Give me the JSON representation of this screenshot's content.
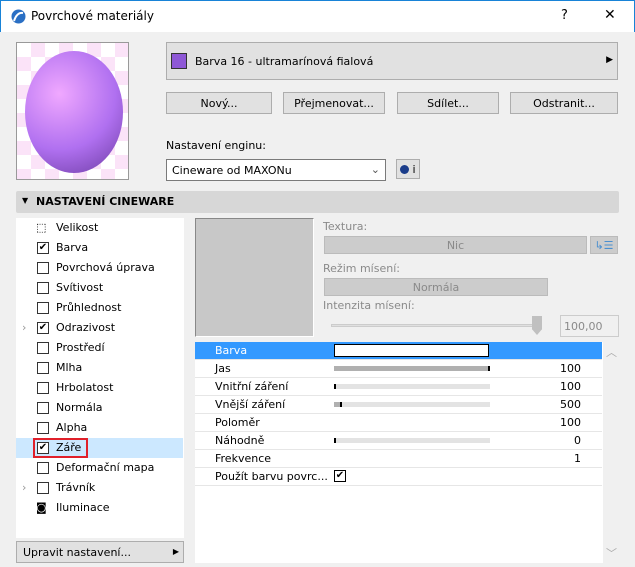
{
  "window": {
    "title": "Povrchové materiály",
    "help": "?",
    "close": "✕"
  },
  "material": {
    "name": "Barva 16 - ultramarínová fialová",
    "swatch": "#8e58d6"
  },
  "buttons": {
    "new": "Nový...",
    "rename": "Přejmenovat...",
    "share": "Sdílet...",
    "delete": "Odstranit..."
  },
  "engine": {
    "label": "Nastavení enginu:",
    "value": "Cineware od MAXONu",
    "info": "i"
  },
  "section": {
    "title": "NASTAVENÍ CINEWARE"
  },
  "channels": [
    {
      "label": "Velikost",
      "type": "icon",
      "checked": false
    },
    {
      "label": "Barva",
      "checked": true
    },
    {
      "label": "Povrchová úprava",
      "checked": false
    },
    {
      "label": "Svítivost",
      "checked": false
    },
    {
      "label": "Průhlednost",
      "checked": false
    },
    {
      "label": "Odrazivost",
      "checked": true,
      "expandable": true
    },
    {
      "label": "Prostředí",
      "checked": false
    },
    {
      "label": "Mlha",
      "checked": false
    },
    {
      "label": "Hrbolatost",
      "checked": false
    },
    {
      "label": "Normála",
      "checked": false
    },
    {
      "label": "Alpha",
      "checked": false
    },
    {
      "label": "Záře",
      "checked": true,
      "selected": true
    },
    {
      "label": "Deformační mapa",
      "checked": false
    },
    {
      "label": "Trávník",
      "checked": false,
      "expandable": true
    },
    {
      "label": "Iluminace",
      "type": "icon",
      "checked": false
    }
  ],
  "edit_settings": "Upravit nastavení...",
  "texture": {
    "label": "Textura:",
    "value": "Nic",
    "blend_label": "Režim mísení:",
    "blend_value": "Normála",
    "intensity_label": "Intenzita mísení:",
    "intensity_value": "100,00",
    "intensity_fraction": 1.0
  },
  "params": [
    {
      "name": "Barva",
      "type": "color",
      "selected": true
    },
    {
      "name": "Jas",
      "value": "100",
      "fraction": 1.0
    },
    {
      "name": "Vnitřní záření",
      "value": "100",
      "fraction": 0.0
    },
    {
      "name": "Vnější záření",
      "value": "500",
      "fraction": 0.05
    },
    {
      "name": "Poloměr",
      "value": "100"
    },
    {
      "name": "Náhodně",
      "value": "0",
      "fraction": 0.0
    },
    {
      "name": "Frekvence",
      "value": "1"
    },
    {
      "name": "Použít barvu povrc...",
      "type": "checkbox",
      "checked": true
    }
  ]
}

++++++++++

:: WHAT THE TASK ASKS ::
Scan the material above. Extract every line in which the word "mísení" occurs.

:: TASK RESULT ::
    "blend_label": "Režim mísení:",
    "intensity_label": "Intenzita mísení:",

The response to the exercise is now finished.